» **INSTRUCTIONS TO FOLLOW**
Go through the data below and copy it exactly, skipping every picture.

#### EXTRACTED RECORDS

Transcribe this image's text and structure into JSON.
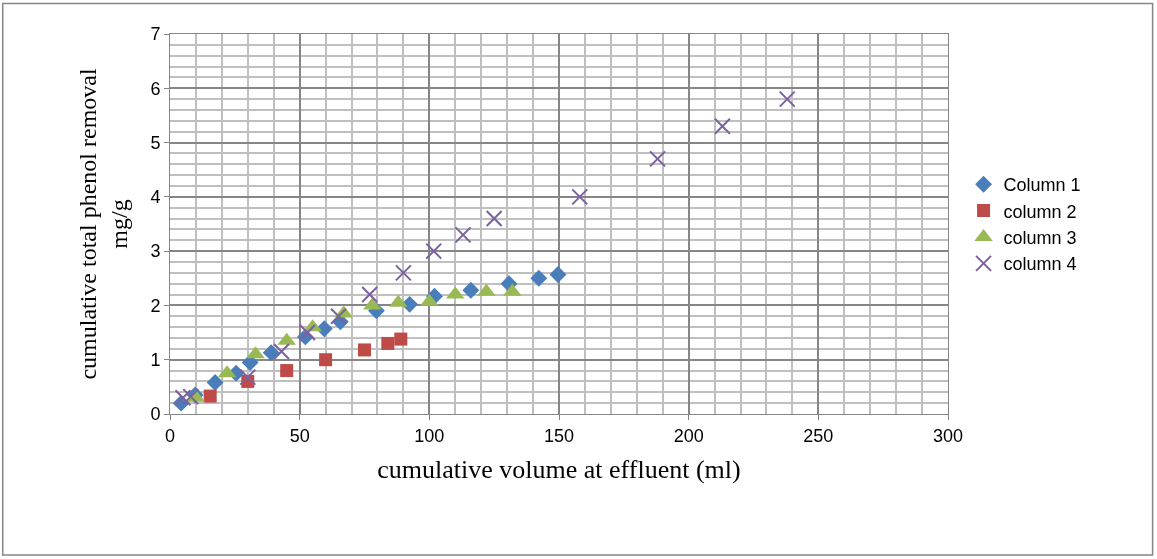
{
  "chart_data": {
    "type": "scatter",
    "xlabel": "cumulative volume at effluent (ml)",
    "ylabel": "cumulative total phenol removal\nmg/g",
    "xlim": [
      0,
      300
    ],
    "xticks": [
      0,
      50,
      100,
      150,
      200,
      250,
      300
    ],
    "ylim": [
      0,
      7
    ],
    "yticks": [
      0,
      1,
      2,
      3,
      4,
      5,
      6,
      7
    ],
    "grid": true,
    "legend": "right",
    "series": [
      {
        "name": "Column 1",
        "color": "#4a7ebb",
        "marker": "diamond",
        "x": [
          4.3,
          9.7,
          17.4,
          25.5,
          30.9,
          39,
          52.2,
          59.5,
          65.7,
          79.6,
          92.4,
          102,
          116,
          130.7,
          142.2,
          149.6
        ],
        "values": [
          0.2,
          0.35,
          0.58,
          0.75,
          0.95,
          1.13,
          1.42,
          1.57,
          1.7,
          1.9,
          2.02,
          2.17,
          2.28,
          2.4,
          2.5,
          2.57
        ]
      },
      {
        "name": "column 2",
        "color": "#be4b48",
        "marker": "square",
        "x": [
          15.5,
          30,
          45,
          60,
          75,
          84,
          89
        ],
        "values": [
          0.33,
          0.6,
          0.8,
          1.0,
          1.18,
          1.3,
          1.38
        ]
      },
      {
        "name": "column 3",
        "color": "#98b954",
        "marker": "triangle",
        "x": [
          10,
          22,
          33,
          45,
          55,
          67,
          78,
          88,
          100,
          110,
          122,
          132
        ],
        "values": [
          0.3,
          0.75,
          1.1,
          1.35,
          1.6,
          1.85,
          2.0,
          2.05,
          2.07,
          2.2,
          2.25,
          2.25
        ]
      },
      {
        "name": "column 4",
        "color": "#7d60a0",
        "marker": "cross",
        "x": [
          5,
          8,
          30,
          43,
          53,
          65,
          77,
          90,
          101.7,
          113,
          125,
          158,
          188,
          213,
          238
        ],
        "values": [
          0.3,
          0.32,
          0.68,
          1.15,
          1.5,
          1.8,
          2.2,
          2.6,
          3.0,
          3.3,
          3.6,
          4.0,
          4.7,
          5.3,
          5.8
        ]
      }
    ]
  }
}
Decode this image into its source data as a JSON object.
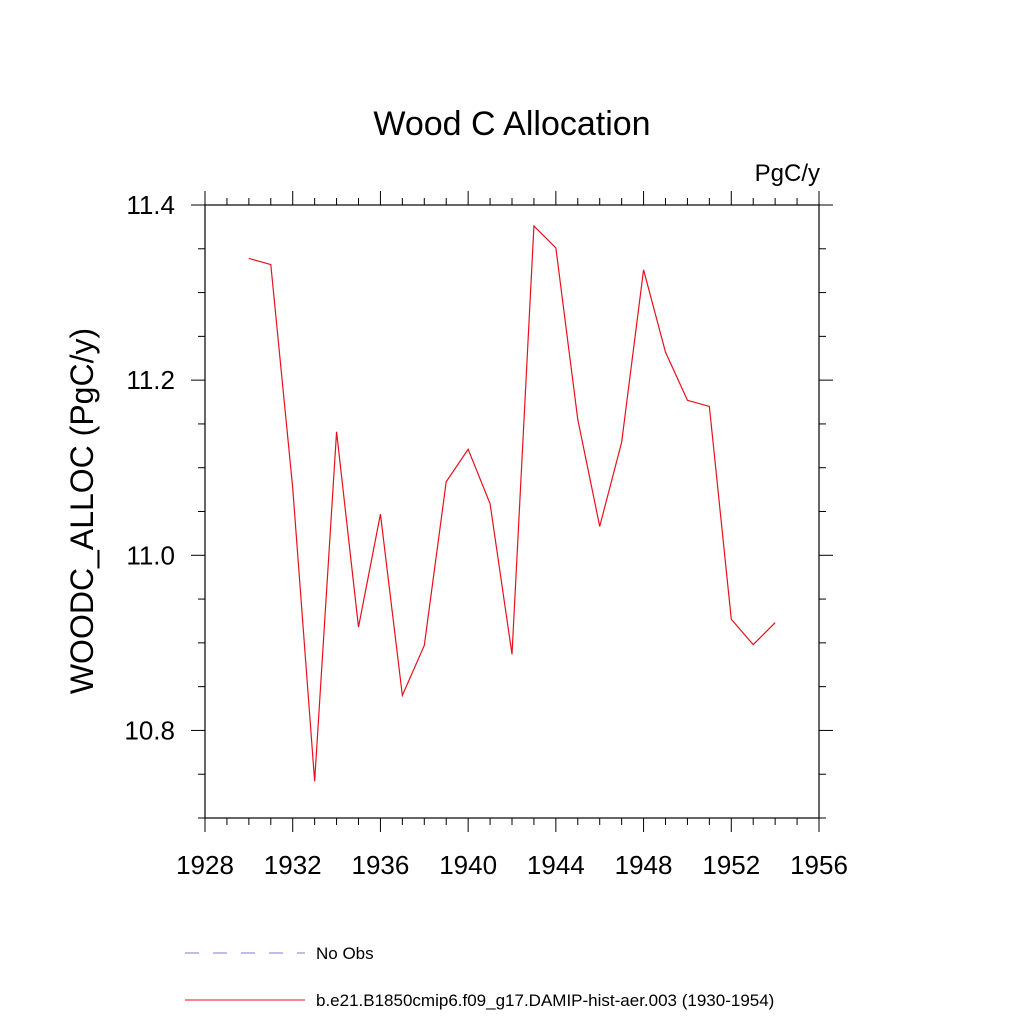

########

» **THE REPLY**
Transcribe this image's text and structure into JSON.
{
  "chart_data": {
    "type": "scatter",
    "xlabel": "cumulative volume at effluent (ml)",
    "ylabel": "cumulative total phenol removal\nmg/g",
    "xlim": [
      0,
      300
    ],
    "xticks": [
      0,
      50,
      100,
      150,
      200,
      250,
      300
    ],
    "ylim": [
      0,
      7
    ],
    "yticks": [
      0,
      1,
      2,
      3,
      4,
      5,
      6,
      7
    ],
    "grid": true,
    "legend": "right",
    "series": [
      {
        "name": "Column 1",
        "color": "#4a7ebb",
        "marker": "diamond",
        "x": [
          4.3,
          9.7,
          17.4,
          25.5,
          30.9,
          39,
          52.2,
          59.5,
          65.7,
          79.6,
          92.4,
          102,
          116,
          130.7,
          142.2,
          149.6
        ],
        "values": [
          0.2,
          0.35,
          0.58,
          0.75,
          0.95,
          1.13,
          1.42,
          1.57,
          1.7,
          1.9,
          2.02,
          2.17,
          2.28,
          2.4,
          2.5,
          2.57
        ]
      },
      {
        "name": "column 2",
        "color": "#be4b48",
        "marker": "square",
        "x": [
          15.5,
          30,
          45,
          60,
          75,
          84,
          89
        ],
        "values": [
          0.33,
          0.6,
          0.8,
          1.0,
          1.18,
          1.3,
          1.38
        ]
      },
      {
        "name": "column 3",
        "color": "#98b954",
        "marker": "triangle",
        "x": [
          10,
          22,
          33,
          45,
          55,
          67,
          78,
          88,
          100,
          110,
          122,
          132
        ],
        "values": [
          0.3,
          0.75,
          1.1,
          1.35,
          1.6,
          1.85,
          2.0,
          2.05,
          2.07,
          2.2,
          2.25,
          2.25
        ]
      },
      {
        "name": "column 4",
        "color": "#7d60a0",
        "marker": "cross",
        "x": [
          5,
          8,
          30,
          43,
          53,
          65,
          77,
          90,
          101.7,
          113,
          125,
          158,
          188,
          213,
          238
        ],
        "values": [
          0.3,
          0.32,
          0.68,
          1.15,
          1.5,
          1.8,
          2.2,
          2.6,
          3.0,
          3.3,
          3.6,
          4.0,
          4.7,
          5.3,
          5.8
        ]
      }
    ]
  }
}
Decode this image into its source data as a JSON object.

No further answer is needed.